[Figure record listings]
----------

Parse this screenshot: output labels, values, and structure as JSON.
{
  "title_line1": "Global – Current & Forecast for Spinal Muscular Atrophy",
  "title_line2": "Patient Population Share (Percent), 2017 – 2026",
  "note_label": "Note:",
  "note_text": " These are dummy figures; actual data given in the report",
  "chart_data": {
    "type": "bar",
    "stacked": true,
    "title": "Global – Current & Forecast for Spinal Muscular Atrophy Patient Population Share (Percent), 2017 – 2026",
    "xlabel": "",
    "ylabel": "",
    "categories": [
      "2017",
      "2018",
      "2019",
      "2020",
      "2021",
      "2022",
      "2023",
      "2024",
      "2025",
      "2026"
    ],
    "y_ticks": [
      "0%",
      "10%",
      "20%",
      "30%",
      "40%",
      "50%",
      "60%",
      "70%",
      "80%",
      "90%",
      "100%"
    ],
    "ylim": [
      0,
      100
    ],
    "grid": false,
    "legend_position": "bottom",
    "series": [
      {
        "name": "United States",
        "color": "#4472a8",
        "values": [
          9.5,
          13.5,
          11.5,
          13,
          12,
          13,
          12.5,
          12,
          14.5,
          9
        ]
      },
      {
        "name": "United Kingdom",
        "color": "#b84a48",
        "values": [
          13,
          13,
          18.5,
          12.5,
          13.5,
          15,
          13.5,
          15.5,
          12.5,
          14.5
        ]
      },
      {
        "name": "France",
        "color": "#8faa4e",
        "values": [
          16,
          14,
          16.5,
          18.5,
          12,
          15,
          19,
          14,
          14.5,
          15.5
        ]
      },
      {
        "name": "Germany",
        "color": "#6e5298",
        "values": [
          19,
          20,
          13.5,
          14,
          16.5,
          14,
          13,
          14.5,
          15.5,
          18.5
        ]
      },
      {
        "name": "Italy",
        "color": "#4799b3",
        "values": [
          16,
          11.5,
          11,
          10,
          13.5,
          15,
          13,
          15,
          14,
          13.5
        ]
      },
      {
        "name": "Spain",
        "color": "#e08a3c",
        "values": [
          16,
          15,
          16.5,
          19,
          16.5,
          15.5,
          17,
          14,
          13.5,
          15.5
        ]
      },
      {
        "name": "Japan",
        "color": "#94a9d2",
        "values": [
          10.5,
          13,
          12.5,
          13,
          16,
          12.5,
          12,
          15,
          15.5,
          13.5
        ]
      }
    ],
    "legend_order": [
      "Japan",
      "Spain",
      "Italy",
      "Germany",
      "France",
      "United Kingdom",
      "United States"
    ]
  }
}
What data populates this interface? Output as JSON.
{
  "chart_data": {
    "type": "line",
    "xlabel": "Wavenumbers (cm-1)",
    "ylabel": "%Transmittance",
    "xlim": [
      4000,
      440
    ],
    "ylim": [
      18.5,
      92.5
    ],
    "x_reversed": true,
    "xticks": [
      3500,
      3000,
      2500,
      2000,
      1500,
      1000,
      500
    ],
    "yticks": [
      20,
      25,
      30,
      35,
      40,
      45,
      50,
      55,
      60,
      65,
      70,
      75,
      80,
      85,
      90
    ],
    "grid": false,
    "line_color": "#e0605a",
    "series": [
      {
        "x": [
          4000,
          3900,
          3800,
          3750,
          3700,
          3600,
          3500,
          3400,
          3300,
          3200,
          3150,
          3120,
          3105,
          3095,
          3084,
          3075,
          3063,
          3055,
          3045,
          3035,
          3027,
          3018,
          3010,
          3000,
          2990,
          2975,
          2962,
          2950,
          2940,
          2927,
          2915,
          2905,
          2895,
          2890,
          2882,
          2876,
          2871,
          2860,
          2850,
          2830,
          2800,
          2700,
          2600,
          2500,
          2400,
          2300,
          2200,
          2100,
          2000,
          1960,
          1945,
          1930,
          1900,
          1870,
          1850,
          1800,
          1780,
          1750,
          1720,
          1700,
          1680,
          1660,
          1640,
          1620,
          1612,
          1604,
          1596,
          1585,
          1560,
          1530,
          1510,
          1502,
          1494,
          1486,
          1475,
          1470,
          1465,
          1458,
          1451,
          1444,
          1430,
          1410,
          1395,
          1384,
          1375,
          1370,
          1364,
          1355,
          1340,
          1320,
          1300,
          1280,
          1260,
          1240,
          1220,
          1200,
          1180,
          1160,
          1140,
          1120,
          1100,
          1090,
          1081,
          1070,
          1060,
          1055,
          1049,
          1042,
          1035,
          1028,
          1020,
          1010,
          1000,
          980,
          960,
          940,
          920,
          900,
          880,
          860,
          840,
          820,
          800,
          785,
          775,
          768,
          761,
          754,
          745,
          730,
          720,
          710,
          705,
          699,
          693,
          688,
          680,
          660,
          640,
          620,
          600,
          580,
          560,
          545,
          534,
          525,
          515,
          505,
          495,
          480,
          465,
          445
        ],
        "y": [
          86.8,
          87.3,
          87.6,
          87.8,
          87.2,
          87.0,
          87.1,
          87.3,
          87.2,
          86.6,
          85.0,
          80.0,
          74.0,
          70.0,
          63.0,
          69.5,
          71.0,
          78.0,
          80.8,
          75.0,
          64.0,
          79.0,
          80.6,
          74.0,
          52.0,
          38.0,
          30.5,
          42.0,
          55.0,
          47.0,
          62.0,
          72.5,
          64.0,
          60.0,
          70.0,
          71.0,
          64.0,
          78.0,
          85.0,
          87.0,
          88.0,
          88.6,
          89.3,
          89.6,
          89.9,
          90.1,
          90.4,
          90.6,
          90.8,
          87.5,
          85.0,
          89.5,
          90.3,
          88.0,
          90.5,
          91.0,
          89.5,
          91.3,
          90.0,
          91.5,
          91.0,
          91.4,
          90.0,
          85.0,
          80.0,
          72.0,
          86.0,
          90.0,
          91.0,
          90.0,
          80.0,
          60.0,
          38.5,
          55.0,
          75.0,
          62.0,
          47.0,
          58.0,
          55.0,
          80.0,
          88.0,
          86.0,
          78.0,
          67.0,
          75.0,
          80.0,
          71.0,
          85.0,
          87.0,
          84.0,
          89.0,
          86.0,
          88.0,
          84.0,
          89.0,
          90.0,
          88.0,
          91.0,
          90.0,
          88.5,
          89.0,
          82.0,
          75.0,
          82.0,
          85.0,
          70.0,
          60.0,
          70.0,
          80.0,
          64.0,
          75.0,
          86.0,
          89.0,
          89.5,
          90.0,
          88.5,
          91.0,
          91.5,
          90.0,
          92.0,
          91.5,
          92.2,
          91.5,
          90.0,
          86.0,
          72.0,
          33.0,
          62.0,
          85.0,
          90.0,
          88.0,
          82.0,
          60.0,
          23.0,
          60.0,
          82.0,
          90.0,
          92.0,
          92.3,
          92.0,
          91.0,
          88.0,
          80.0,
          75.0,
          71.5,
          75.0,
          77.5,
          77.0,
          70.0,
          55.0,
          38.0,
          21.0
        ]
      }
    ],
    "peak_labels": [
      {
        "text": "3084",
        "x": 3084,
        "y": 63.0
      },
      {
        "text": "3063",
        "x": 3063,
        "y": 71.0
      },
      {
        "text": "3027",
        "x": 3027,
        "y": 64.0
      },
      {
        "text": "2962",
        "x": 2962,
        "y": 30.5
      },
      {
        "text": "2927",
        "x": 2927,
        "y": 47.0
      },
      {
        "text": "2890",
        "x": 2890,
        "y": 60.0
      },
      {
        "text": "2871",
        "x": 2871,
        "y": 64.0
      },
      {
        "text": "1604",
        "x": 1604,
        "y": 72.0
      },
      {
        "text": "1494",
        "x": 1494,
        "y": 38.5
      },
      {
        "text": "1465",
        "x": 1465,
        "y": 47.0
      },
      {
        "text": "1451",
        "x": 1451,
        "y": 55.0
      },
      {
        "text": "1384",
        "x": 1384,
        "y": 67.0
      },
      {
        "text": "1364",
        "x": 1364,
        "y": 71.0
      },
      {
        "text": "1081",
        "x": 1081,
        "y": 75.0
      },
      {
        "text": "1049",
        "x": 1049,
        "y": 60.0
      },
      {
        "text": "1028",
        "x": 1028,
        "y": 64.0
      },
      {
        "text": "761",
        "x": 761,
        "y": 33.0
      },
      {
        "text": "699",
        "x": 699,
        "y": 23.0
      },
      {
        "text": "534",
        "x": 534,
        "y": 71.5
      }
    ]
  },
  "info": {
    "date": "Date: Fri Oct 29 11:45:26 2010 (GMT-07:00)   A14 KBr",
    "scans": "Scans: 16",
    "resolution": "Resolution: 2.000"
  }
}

----------

| STATED EXERCISE |
Return every line above in which the string "Atrophy" occurs.

| EXERCISE OUTPUT |
  "title_line1": "Global – Current & Forecast for Spinal Muscular Atrophy",
    "title": "Global – Current & Forecast for Spinal Muscular Atrophy Patient Population Share (Percent), 2017 – 2026",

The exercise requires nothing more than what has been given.